• _Document passage_:
But here’s the honest truth:  cost isn’t the hardest part. The hardest part is building something people actually switch to.

And that usually comes down to solving one specific problem better than what’s already out there.

Not building a pretty Zillow clone with fewer users and less data.

And It’s Not Just a Phone App. Think Bigger

One thing worth mentioning: if you’re thinking about real estate application development, don’t think of it as just a mobile app.

Zillow isn’t just an app. It’s a web platform, a mobile app, and a data engine (sort of like a “Google”, but just for property listings).

And since most property searches still start on desktop or mobile web, the app is probably the tool people return to after they’ve bookmarked a few listings.

So since you’re planning to build a real estate app like Zillow, think about both: website for discovery and an app to keep them engaged.

The good news is that you don’t have to build everything separately. Through cross-platform frameworks like React Native or Flutter, you just need to build one codebase that works on both iOS and Android.

For backend, Node.js or Django are common choices, along with PostgreSQL for property databases and Elasticsearch if you want fast search results.

• _Data for analysis_:
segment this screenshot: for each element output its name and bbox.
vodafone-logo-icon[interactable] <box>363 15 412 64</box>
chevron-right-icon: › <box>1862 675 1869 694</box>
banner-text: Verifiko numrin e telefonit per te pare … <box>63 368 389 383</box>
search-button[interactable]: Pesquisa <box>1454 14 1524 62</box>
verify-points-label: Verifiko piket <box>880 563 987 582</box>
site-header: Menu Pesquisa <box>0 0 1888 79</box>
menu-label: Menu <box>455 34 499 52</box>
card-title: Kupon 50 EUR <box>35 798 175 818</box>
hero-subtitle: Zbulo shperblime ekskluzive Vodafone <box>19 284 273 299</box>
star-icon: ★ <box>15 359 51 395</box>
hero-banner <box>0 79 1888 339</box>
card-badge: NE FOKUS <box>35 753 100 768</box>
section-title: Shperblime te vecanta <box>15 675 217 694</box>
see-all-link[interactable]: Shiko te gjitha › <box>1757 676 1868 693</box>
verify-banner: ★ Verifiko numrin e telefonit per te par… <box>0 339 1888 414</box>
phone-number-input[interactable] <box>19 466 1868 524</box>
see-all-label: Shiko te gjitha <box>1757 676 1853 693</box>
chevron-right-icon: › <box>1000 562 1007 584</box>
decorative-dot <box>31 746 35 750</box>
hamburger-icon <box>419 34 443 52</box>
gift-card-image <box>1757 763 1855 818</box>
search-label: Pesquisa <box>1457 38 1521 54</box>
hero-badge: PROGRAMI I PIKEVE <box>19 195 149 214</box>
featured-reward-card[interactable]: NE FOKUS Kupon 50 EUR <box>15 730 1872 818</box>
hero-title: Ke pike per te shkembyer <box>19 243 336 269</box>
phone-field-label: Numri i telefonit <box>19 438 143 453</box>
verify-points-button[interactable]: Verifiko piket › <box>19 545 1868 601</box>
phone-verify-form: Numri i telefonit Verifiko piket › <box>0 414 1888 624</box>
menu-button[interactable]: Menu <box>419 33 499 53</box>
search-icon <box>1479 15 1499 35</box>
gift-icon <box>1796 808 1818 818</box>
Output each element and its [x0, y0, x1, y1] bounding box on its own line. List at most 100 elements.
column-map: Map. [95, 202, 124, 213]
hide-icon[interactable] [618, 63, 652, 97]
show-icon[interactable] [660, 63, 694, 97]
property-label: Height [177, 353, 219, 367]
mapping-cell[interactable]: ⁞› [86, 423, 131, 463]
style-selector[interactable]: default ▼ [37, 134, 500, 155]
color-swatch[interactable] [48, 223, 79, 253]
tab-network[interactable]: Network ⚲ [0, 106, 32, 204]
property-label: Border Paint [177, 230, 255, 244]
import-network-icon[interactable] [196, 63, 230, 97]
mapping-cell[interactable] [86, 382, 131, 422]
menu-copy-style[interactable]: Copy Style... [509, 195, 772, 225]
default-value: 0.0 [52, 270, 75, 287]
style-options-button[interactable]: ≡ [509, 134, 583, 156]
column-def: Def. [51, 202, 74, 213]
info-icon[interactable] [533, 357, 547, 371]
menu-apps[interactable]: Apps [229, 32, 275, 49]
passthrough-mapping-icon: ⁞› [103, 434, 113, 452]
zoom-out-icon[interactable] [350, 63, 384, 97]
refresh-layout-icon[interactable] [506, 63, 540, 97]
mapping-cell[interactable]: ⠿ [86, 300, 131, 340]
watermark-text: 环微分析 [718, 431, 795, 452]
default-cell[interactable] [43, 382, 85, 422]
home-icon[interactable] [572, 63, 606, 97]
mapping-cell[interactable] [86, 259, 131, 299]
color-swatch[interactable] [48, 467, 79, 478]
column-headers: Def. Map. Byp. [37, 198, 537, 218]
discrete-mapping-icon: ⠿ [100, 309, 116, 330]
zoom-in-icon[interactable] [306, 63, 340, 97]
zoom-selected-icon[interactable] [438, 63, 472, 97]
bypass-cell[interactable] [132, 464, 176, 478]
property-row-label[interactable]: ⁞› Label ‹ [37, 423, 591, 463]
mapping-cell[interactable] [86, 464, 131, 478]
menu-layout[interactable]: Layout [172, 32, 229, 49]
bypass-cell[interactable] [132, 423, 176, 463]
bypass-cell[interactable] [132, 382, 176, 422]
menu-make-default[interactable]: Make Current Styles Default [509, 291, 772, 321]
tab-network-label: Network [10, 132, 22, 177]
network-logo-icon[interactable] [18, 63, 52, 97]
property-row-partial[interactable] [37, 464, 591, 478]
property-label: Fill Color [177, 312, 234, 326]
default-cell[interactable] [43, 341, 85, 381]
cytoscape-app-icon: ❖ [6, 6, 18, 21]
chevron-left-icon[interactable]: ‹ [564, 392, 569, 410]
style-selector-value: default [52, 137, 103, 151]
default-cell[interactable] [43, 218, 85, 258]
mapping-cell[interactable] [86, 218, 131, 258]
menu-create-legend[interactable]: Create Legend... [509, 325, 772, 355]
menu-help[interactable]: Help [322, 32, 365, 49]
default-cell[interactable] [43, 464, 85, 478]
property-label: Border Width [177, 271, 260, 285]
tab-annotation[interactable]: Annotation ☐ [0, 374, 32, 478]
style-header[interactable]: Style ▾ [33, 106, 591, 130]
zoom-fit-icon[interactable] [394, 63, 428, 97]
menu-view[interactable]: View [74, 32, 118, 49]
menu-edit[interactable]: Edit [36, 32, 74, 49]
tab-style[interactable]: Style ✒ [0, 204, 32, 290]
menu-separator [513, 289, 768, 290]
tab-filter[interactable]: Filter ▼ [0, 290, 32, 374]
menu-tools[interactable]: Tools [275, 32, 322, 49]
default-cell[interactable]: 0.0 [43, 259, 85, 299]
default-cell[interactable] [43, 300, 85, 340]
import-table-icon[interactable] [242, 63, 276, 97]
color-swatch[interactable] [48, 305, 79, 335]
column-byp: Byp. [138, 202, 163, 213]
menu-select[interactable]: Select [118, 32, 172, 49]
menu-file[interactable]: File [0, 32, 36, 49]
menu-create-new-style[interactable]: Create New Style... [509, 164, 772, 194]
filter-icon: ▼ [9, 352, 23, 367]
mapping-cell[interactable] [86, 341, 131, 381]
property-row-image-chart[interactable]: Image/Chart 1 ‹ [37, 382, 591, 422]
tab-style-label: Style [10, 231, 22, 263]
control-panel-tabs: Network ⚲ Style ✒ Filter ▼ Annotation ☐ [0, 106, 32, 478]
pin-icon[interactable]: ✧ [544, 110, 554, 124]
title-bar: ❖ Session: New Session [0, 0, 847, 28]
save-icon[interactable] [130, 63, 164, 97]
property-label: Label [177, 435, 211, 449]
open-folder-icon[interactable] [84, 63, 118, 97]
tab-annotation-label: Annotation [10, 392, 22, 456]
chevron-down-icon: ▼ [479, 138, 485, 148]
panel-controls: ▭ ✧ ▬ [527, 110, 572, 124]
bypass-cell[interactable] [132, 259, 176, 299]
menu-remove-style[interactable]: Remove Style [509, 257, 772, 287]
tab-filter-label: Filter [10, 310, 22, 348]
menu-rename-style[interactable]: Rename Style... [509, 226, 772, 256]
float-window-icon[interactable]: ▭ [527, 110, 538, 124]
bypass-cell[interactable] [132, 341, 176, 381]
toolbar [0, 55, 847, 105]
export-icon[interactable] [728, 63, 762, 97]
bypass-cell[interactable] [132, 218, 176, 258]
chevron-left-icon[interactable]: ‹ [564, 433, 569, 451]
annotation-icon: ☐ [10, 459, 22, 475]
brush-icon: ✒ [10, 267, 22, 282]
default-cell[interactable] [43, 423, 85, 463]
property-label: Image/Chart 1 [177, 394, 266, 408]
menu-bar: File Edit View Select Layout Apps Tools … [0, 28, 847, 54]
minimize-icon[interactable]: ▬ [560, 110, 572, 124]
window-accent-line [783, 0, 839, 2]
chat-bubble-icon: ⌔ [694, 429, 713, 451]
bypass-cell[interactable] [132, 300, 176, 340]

• _List of tasks_:
- a) Output the text of the passage on building a Zillow-style real estate app between "Not building a" and "a mobile app.", inclusive.
- b) Pick up the passage about building a real estate app like Zillow where it stops, and keep writing.

• _Results of the tasks_:
- a)
Not building a pretty Zillow clone with fewer users and less data.

And It’s Not Just a Phone App. Think Bigger

One thing worth mentioning: if you’re thinking about real estate application development, don’t think of it as just a mobile app.

- b)
But don’t get lost in the tech stack too much. 

The right real estate mobile app builder or development partner like vativeApps will help you make these decisions based on your specific needs, not based on what’s trendy.

Now let’s talk about… 

How Zillow Actually Makes Money (And What That Means for Your App)

Understanding Zillow’s revenue model matters because it shows you what’s possible beyond just charging users.

The thing with Zillow is… it doesn’t charge buyers for searching nor does it charge sellers for listing. 

The money comes from real estate agents paying for premium visibility.

What this means is: top placement in search results, and access to leads (people actively looking to buy). In Q1 2025 alone, Zillow reported $598 million in revenue, up 13% from the year before.

So in nutshell, the model works like this: 

  • Build a large audience of people searching for homes
  • Then give agents and lenders the ability to pay for access to that audience. 
  • The users get the app for free & the professionals pay to reach them.

Other ways real estate apps make money include: 

  • charging agents a monthly subscription for premium features
  • offering “featured listing” slots that sellers can pay for
  • taking a small fee on rental transactions
  • and selling ad space to mortgage lenders and moving companies.

The key is having enough users first. Monetization is secondary. 

After all, if nobody’s using the app, there’s nobody to sell all this to.

So… The Final Checklist Before You Start

Before you talk to a developer, make sure you can answer these:

  • Where’s your listing data coming from? If you don’t know or have a clear answer yet, don’t build yet.
  • What area are you focusing on? Starting with one city or even one neighborhood is almost always smarter than trying and launching nationally.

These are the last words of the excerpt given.